** Start of Stored rows **
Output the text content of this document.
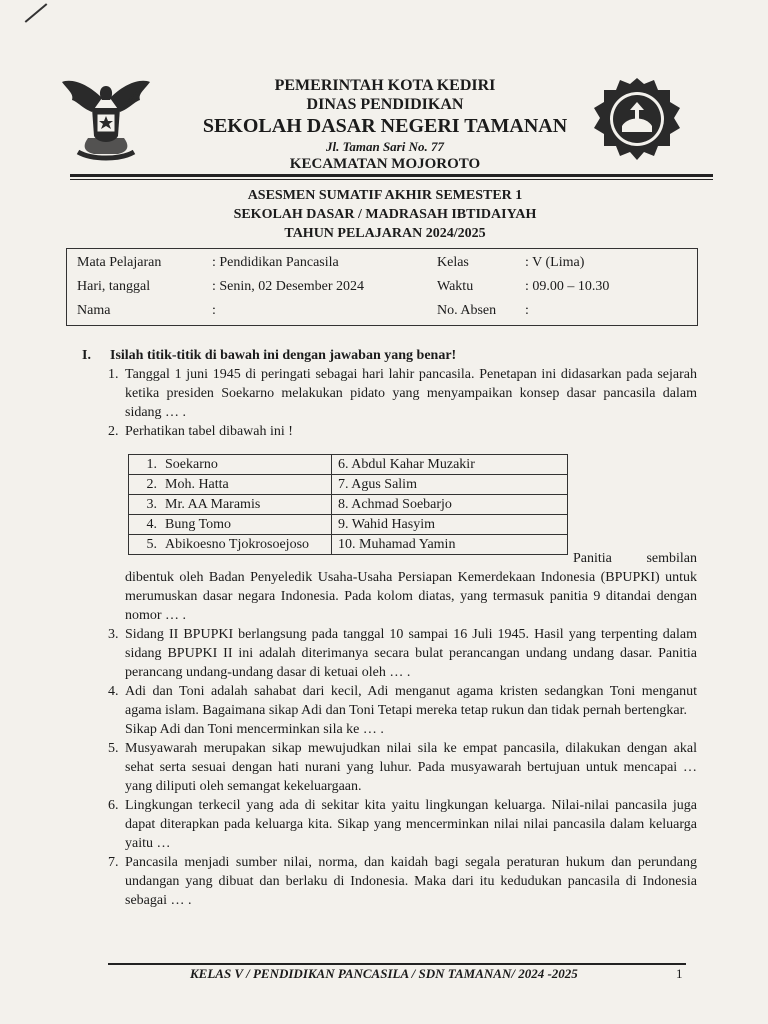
PEMERINTAH KOTA KEDIRI
DINAS PENDIDIKAN
SEKOLAH DASAR NEGERI TAMANAN
Jl. Taman Sari No. 77
KECAMATAN MOJOROTO
ASESMEN SUMATIF AKHIR SEMESTER 1
SEKOLAH DASAR / MADRASAH IBTIDAIYAH
TAHUN PELAJARAN 2024/2025
Mata Pelajaran	: Pendidikan Pancasila	Kelas	: V (Lima)
Hari, tanggal	: Senin, 02 Desember 2024	Waktu	: 09.00 – 10.30
Nama	:	No. Absen :
I. Isilah titik-titik di bawah ini dengan jawaban yang benar!
1. Tanggal 1 juni 1945 di peringati sebagai hari lahir pancasila. Penetapan ini didasarkan pada sejarah ketika presiden Soekarno melakukan pidato yang menyampaikan konsep dasar pancasila dalam sidang … .
2. Perhatikan tabel dibawah ini !
Panitia sembilan dibentuk oleh Badan Penyeledik Usaha-Usaha Persiapan Kemerdekaan Indonesia (BPUPKI) untuk merumuskan dasar negara Indonesia. Pada kolom diatas, yang termasuk panitia 9 ditandai dengan nomor … .
3. Sidang II BPUPKI berlangsung pada tanggal 10 sampai 16 Juli 1945. Hasil yang terpenting dalam sidang BPUPKI II ini adalah diterimanya secara bulat perancangan undang undang dasar. Panitia perancang undang-undang dasar di ketuai oleh … .
4. Adi dan Toni adalah sahabat dari kecil, Adi menganut agama kristen sedangkan Toni menganut agama islam. Bagaimana sikap Adi dan Toni Tetapi mereka tetap rukun dan tidak pernah bertengkar.
Sikap Adi dan Toni mencerminkan sila ke … .
5. Musyawarah merupakan sikap mewujudkan nilai sila ke empat pancasila, dilakukan dengan akal sehat serta sesuai dengan hati nurani yang luhur. Pada musyawarah bertujuan untuk mencapai … yang diliputi oleh semangat kekeluargaan.
6. Lingkungan terkecil yang ada di sekitar kita yaitu lingkungan keluarga. Nilai-nilai pancasila juga dapat diterapkan pada keluarga kita. Sikap yang mencerminkan nilai nilai pancasila dalam keluarga yaitu …
7. Pancasila menjadi sumber nilai, norma, dan kaidah bagi segala peraturan hukum dan perundang undangan yang dibuat dan berlaku di Indonesia. Maka dari itu kedudukan pancasila di Indonesia sebagai … .
1. Soekarno	6. Abdul Kahar Muzakir
2. Moh. Hatta	7. Agus Salim
3. Mr. AA Maramis	8. Achmad Soebarjo
4. Bung Tomo	9. Wahid Hasyim
5. Abikoesno Tjokrosoejoso	10. Muhamad Yamin
KELAS V / PENDIDIKAN PANCASILA / SDN TAMANAN/ 2024 -2025	1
** End of Stored rows **
→ **Problem to work on**:
Read through the lines above and collect those that contain the string "untuk".

→ **In response**:
Panitia sembilan dibentuk oleh Badan Penyeledik Usaha-Usaha Persiapan Kemerdekaan Indonesia (BPUPKI) untuk merumuskan dasar negara Indonesia. Pada kolom diatas, yang termasuk panitia 9 ditandai dengan nomor … .
5. Musyawarah merupakan sikap mewujudkan nilai sila ke empat pancasila, dilakukan dengan akal sehat serta sesuai dengan hati nurani yang luhur. Pada musyawarah bertujuan untuk mencapai … yang diliputi oleh semangat kekeluargaan.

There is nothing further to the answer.